• _Material for the task_:
+++

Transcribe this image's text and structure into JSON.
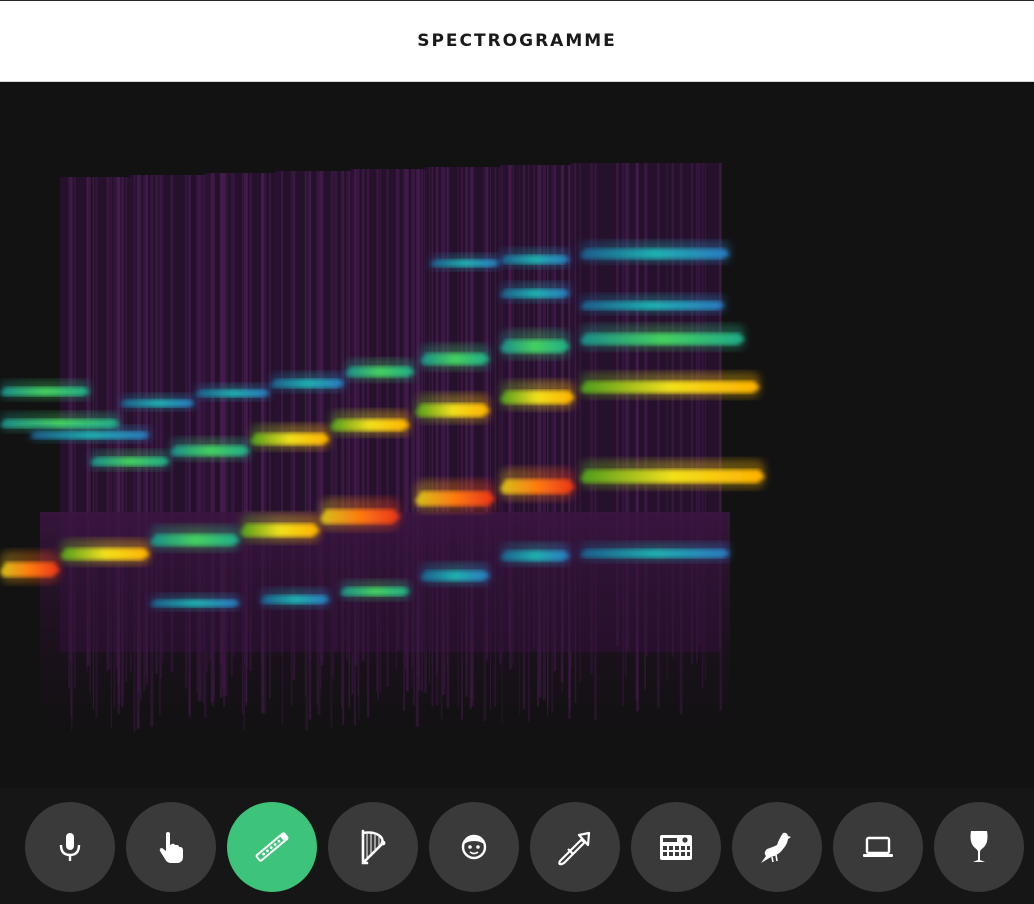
{
  "header": {
    "title": "SPECTROGRAMME"
  },
  "colors": {
    "header_bg": "#ffffff",
    "viz_bg": "#121212",
    "toolbar_bg": "#161616",
    "button_bg": "#3a3a3a",
    "button_active": "#3ec47a",
    "icon": "#ffffff"
  },
  "toolbar": {
    "buttons": [
      {
        "icon": "microphone-icon",
        "active": false
      },
      {
        "icon": "hand-pointer-icon",
        "active": false
      },
      {
        "icon": "flute-icon",
        "active": true
      },
      {
        "icon": "harp-icon",
        "active": false
      },
      {
        "icon": "face-icon",
        "active": false
      },
      {
        "icon": "trombone-icon",
        "active": false
      },
      {
        "icon": "drum-machine-icon",
        "active": false
      },
      {
        "icon": "bird-icon",
        "active": false
      },
      {
        "icon": "laptop-icon",
        "active": false
      },
      {
        "icon": "wine-glass-icon",
        "active": false
      }
    ]
  }
}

+++

• _Task to complete_:
Pictures in the records above should not be copied. Repeat everything else exactly.

• _Written answer_:
Transcribe this image's text and structure into JSON.
{
  "header": {
    "title": "SPECTROGRAMME"
  },
  "colors": {
    "header_bg": "#ffffff",
    "viz_bg": "#121212",
    "toolbar_bg": "#161616",
    "button_bg": "#3a3a3a",
    "button_active": "#3ec47a",
    "icon": "#ffffff"
  },
  "toolbar": {
    "buttons": [
      {
        "icon": "microphone-icon",
        "active": false
      },
      {
        "icon": "hand-pointer-icon",
        "active": false
      },
      {
        "icon": "flute-icon",
        "active": true
      },
      {
        "icon": "harp-icon",
        "active": false
      },
      {
        "icon": "face-icon",
        "active": false
      },
      {
        "icon": "trombone-icon",
        "active": false
      },
      {
        "icon": "drum-machine-icon",
        "active": false
      },
      {
        "icon": "bird-icon",
        "active": false
      },
      {
        "icon": "laptop-icon",
        "active": false
      },
      {
        "icon": "wine-glass-icon",
        "active": false
      }
    ]
  }
}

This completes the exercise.